**WHAT YOU SHOULD DO**: Write out, precisely and in full, each line of the material.

Data entries:
+--
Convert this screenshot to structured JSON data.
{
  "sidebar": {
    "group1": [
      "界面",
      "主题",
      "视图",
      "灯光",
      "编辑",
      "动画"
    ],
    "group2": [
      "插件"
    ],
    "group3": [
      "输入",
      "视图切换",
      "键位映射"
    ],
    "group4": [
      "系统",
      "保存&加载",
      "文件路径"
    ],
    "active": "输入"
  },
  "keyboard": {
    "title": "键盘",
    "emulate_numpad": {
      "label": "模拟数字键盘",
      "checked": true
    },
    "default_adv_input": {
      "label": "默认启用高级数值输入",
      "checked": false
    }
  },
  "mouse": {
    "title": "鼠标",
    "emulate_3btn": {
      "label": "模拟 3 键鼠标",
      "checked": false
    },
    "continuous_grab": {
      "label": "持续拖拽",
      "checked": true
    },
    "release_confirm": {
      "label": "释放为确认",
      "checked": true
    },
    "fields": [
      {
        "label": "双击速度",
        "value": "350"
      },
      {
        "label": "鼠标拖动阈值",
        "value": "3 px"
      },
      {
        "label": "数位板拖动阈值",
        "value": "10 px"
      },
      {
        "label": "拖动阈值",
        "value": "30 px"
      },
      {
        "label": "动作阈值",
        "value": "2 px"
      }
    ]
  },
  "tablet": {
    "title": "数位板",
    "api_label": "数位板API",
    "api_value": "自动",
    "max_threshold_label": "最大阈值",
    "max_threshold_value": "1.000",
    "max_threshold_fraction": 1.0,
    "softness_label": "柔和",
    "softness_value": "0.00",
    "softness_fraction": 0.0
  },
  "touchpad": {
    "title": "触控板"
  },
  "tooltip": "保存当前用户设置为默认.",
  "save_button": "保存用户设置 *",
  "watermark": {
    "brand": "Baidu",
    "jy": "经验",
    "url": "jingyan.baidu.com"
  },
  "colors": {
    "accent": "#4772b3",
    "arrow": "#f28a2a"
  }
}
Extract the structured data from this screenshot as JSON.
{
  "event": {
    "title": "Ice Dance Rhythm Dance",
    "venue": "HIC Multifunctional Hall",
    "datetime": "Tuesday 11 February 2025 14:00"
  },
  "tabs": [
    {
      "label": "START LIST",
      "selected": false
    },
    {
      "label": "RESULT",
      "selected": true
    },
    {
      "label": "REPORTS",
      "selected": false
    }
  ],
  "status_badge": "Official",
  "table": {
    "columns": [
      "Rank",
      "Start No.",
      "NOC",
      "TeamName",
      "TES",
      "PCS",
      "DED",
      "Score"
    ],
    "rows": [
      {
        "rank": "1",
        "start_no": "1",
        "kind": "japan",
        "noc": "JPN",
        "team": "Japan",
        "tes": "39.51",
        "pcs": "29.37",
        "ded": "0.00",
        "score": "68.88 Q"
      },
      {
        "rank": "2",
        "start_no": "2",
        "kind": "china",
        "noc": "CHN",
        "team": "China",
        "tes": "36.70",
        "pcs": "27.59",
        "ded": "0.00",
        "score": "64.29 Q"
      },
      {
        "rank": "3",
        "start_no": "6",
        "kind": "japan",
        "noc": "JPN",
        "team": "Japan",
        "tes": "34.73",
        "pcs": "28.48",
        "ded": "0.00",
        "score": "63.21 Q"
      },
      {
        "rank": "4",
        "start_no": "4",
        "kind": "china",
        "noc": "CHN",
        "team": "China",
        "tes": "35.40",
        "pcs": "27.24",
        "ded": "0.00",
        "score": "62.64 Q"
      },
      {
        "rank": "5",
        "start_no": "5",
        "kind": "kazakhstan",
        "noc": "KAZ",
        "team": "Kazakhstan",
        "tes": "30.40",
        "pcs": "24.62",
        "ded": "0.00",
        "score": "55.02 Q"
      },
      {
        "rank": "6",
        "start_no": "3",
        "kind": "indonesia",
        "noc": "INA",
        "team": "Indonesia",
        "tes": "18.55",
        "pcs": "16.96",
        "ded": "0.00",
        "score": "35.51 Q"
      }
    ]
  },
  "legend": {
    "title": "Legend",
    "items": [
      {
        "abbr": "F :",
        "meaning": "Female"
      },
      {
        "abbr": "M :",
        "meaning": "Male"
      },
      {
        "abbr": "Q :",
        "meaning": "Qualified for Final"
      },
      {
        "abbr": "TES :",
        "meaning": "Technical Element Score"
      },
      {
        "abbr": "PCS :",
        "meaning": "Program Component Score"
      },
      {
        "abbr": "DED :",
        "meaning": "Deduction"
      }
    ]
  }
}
+--
**SOLUTION FOR THIS EXERCISE**:
Convert this screenshot to structured JSON data.
{
  "sidebar": {
    "group1": [
      "界面",
      "主题",
      "视图",
      "灯光",
      "编辑",
      "动画"
    ],
    "group2": [
      "插件"
    ],
    "group3": [
      "输入",
      "视图切换",
      "键位映射"
    ],
    "group4": [
      "系统",
      "保存&加载",
      "文件路径"
    ],
    "active": "输入"
  },
  "keyboard": {
    "title": "键盘",
    "emulate_numpad": {
      "label": "模拟数字键盘",
      "checked": true
    },
    "default_adv_input": {
      "label": "默认启用高级数值输入",
      "checked": false
    }
  },
  "mouse": {
    "title": "鼠标",
    "emulate_3btn": {
      "label": "模拟 3 键鼠标",
      "checked": false
    },
    "continuous_grab": {
      "label": "持续拖拽",
      "checked": true
    },
    "release_confirm": {
      "label": "释放为确认",
      "checked": true
    },
    "fields": [
      {
        "label": "双击速度",
        "value": "350"
      },
      {
        "label": "鼠标拖动阈值",
        "value": "3 px"
      },
      {
        "label": "数位板拖动阈值",
        "value": "10 px"
      },
      {
        "label": "拖动阈值",
        "value": "30 px"
      },
      {
        "label": "动作阈值",
        "value": "2 px"
      }
    ]
  },
  "tablet": {
    "title": "数位板",
    "api_label": "数位板API",
    "api_value": "自动",
    "max_threshold_label": "最大阈值",
    "max_threshold_value": "1.000",
    "max_threshold_fraction": 1.0,
    "softness_label": "柔和",
    "softness_value": "0.00",
    "softness_fraction": 0.0
  },
  "touchpad": {
    "title": "触控板"
  },
  "tooltip": "保存当前用户设置为默认.",
  "save_button": "保存用户设置 *",
  "watermark": {
    "brand": "Baidu",
    "jy": "经验",
    "url": "jingyan.baidu.com"
  },
  "colors": {
    "accent": "#4772b3",
    "arrow": "#f28a2a"
  }
}
Extract the structured data from this screenshot as JSON.
{
  "event": {
    "title": "Ice Dance Rhythm Dance",
    "venue": "HIC Multifunctional Hall",
    "datetime": "Tuesday 11 February 2025 14:00"
  },
  "tabs": [
    {
      "label": "START LIST",
      "selected": false
    },
    {
      "label": "RESULT",
      "selected": true
    },
    {
      "label": "REPORTS",
      "selected": false
    }
  ],
  "status_badge": "Official",
  "table": {
    "columns": [
      "Rank",
      "Start No.",
      "NOC",
      "TeamName",
      "TES",
      "PCS",
      "DED",
      "Score"
    ],
    "rows": [
      {
        "rank": "1",
        "start_no": "1",
        "kind": "japan",
        "noc": "JPN",
        "team": "Japan",
        "tes": "39.51",
        "pcs": "29.37",
        "ded": "0.00",
        "score": "68.88 Q"
      },
      {
        "rank": "2",
        "start_no": "2",
        "kind": "china",
        "noc": "CHN",
        "team": "China",
        "tes": "36.70",
        "pcs": "27.59",
        "ded": "0.00",
        "score": "64.29 Q"
      },
      {
        "rank": "3",
        "start_no": "6",
        "kind": "japan",
        "noc": "JPN",
        "team": "Japan",
        "tes": "34.73",
        "pcs": "28.48",
        "ded": "0.00",
        "score": "63.21 Q"
      },
      {
        "rank": "4",
        "start_no": "4",
        "kind": "china",
        "noc": "CHN",
        "team": "China",
        "tes": "35.40",
        "pcs": "27.24",
        "ded": "0.00",
        "score": "62.64 Q"
      },
      {
        "rank": "5",
        "start_no": "5",
        "kind": "kazakhstan",
        "noc": "KAZ",
        "team": "Kazakhstan",
        "tes": "30.40",
        "pcs": "24.62",
        "ded": "0.00",
        "score": "55.02 Q"
      },
      {
        "rank": "6",
        "start_no": "3",
        "kind": "indonesia",
        "noc": "INA",
        "team": "Indonesia",
        "tes": "18.55",
        "pcs": "16.96",
        "ded": "0.00",
        "score": "35.51 Q"
      }
    ]
  },
  "legend": {
    "title": "Legend",
    "items": [
      {
        "abbr": "F :",
        "meaning": "Female"
      },
      {
        "abbr": "M :",
        "meaning": "Male"
      },
      {
        "abbr": "Q :",
        "meaning": "Qualified for Final"
      },
      {
        "abbr": "TES :",
        "meaning": "Technical Element Score"
      },
      {
        "abbr": "PCS :",
        "meaning": "Program Component Score"
      },
      {
        "abbr": "DED :",
        "meaning": "Deduction"
      }
    ]
  }
}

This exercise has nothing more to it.